◆ Required work: Would you retype all of these records exactly?

◆ Listed records:
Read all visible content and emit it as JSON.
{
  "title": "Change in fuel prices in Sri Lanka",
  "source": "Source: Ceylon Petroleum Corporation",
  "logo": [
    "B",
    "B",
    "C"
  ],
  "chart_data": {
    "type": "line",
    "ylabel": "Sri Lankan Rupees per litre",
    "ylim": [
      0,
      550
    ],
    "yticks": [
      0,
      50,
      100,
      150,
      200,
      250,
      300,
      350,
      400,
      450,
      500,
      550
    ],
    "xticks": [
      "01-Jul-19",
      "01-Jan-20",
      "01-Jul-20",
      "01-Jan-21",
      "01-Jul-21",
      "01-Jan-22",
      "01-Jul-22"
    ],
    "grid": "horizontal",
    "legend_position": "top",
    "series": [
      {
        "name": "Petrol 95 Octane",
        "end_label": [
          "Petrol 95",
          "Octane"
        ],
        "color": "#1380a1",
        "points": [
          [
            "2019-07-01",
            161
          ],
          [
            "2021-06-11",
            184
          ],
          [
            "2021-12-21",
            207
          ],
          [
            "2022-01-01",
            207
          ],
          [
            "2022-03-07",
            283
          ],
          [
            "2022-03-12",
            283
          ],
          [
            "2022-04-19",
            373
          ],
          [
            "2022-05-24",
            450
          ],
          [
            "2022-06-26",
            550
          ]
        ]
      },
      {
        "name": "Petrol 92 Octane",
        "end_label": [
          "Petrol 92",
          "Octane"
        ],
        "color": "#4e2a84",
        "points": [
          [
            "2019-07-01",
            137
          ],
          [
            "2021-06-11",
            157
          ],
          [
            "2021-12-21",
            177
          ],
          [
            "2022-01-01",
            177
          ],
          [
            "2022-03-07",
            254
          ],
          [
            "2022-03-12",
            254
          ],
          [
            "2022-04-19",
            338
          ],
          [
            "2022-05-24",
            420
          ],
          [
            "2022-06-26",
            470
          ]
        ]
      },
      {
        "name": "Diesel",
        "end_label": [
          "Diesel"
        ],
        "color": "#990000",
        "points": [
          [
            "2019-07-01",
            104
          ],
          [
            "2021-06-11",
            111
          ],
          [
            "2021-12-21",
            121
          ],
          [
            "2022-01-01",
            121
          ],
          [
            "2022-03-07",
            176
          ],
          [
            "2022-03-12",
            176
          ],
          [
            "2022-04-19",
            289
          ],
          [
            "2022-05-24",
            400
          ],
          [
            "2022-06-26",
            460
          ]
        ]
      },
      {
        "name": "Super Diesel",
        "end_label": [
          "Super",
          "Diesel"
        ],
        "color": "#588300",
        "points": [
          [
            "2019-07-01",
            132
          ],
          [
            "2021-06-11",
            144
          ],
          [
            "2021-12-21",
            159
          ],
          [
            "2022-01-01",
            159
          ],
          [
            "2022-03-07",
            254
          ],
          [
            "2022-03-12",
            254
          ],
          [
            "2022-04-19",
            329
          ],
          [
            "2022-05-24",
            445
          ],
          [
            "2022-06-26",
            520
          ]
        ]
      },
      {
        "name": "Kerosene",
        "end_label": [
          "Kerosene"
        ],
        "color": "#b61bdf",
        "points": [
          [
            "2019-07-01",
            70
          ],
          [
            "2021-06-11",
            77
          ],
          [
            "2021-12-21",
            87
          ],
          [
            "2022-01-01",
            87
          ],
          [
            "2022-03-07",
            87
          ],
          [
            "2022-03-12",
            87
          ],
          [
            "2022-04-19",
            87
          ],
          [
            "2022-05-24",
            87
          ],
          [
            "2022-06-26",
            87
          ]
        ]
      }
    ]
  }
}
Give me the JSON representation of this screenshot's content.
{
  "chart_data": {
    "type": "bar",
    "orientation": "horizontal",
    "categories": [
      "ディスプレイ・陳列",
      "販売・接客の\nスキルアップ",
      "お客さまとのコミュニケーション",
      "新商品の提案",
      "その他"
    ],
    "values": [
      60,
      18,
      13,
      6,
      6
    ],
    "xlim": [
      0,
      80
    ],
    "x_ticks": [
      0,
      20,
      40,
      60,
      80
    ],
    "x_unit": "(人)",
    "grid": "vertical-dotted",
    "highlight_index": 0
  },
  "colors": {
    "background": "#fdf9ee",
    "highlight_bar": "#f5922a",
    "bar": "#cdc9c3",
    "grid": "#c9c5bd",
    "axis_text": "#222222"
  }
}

◆ Finished answer:
Read all visible content and emit it as JSON.
{
  "title": "Change in fuel prices in Sri Lanka",
  "source": "Source: Ceylon Petroleum Corporation",
  "logo": [
    "B",
    "B",
    "C"
  ],
  "chart_data": {
    "type": "line",
    "ylabel": "Sri Lankan Rupees per litre",
    "ylim": [
      0,
      550
    ],
    "yticks": [
      0,
      50,
      100,
      150,
      200,
      250,
      300,
      350,
      400,
      450,
      500,
      550
    ],
    "xticks": [
      "01-Jul-19",
      "01-Jan-20",
      "01-Jul-20",
      "01-Jan-21",
      "01-Jul-21",
      "01-Jan-22",
      "01-Jul-22"
    ],
    "grid": "horizontal",
    "legend_position": "top",
    "series": [
      {
        "name": "Petrol 95 Octane",
        "end_label": [
          "Petrol 95",
          "Octane"
        ],
        "color": "#1380a1",
        "points": [
          [
            "2019-07-01",
            161
          ],
          [
            "2021-06-11",
            184
          ],
          [
            "2021-12-21",
            207
          ],
          [
            "2022-01-01",
            207
          ],
          [
            "2022-03-07",
            283
          ],
          [
            "2022-03-12",
            283
          ],
          [
            "2022-04-19",
            373
          ],
          [
            "2022-05-24",
            450
          ],
          [
            "2022-06-26",
            550
          ]
        ]
      },
      {
        "name": "Petrol 92 Octane",
        "end_label": [
          "Petrol 92",
          "Octane"
        ],
        "color": "#4e2a84",
        "points": [
          [
            "2019-07-01",
            137
          ],
          [
            "2021-06-11",
            157
          ],
          [
            "2021-12-21",
            177
          ],
          [
            "2022-01-01",
            177
          ],
          [
            "2022-03-07",
            254
          ],
          [
            "2022-03-12",
            254
          ],
          [
            "2022-04-19",
            338
          ],
          [
            "2022-05-24",
            420
          ],
          [
            "2022-06-26",
            470
          ]
        ]
      },
      {
        "name": "Diesel",
        "end_label": [
          "Diesel"
        ],
        "color": "#990000",
        "points": [
          [
            "2019-07-01",
            104
          ],
          [
            "2021-06-11",
            111
          ],
          [
            "2021-12-21",
            121
          ],
          [
            "2022-01-01",
            121
          ],
          [
            "2022-03-07",
            176
          ],
          [
            "2022-03-12",
            176
          ],
          [
            "2022-04-19",
            289
          ],
          [
            "2022-05-24",
            400
          ],
          [
            "2022-06-26",
            460
          ]
        ]
      },
      {
        "name": "Super Diesel",
        "end_label": [
          "Super",
          "Diesel"
        ],
        "color": "#588300",
        "points": [
          [
            "2019-07-01",
            132
          ],
          [
            "2021-06-11",
            144
          ],
          [
            "2021-12-21",
            159
          ],
          [
            "2022-01-01",
            159
          ],
          [
            "2022-03-07",
            254
          ],
          [
            "2022-03-12",
            254
          ],
          [
            "2022-04-19",
            329
          ],
          [
            "2022-05-24",
            445
          ],
          [
            "2022-06-26",
            520
          ]
        ]
      },
      {
        "name": "Kerosene",
        "end_label": [
          "Kerosene"
        ],
        "color": "#b61bdf",
        "points": [
          [
            "2019-07-01",
            70
          ],
          [
            "2021-06-11",
            77
          ],
          [
            "2021-12-21",
            87
          ],
          [
            "2022-01-01",
            87
          ],
          [
            "2022-03-07",
            87
          ],
          [
            "2022-03-12",
            87
          ],
          [
            "2022-04-19",
            87
          ],
          [
            "2022-05-24",
            87
          ],
          [
            "2022-06-26",
            87
          ]
        ]
      }
    ]
  }
}
Give me the JSON representation of this screenshot's content.
{
  "chart_data": {
    "type": "bar",
    "orientation": "horizontal",
    "categories": [
      "ディスプレイ・陳列",
      "販売・接客の\nスキルアップ",
      "お客さまとのコミュニケーション",
      "新商品の提案",
      "その他"
    ],
    "values": [
      60,
      18,
      13,
      6,
      6
    ],
    "xlim": [
      0,
      80
    ],
    "x_ticks": [
      0,
      20,
      40,
      60,
      80
    ],
    "x_unit": "(人)",
    "grid": "vertical-dotted",
    "highlight_index": 0
  },
  "colors": {
    "background": "#fdf9ee",
    "highlight_bar": "#f5922a",
    "bar": "#cdc9c3",
    "grid": "#c9c5bd",
    "axis_text": "#222222"
  }
}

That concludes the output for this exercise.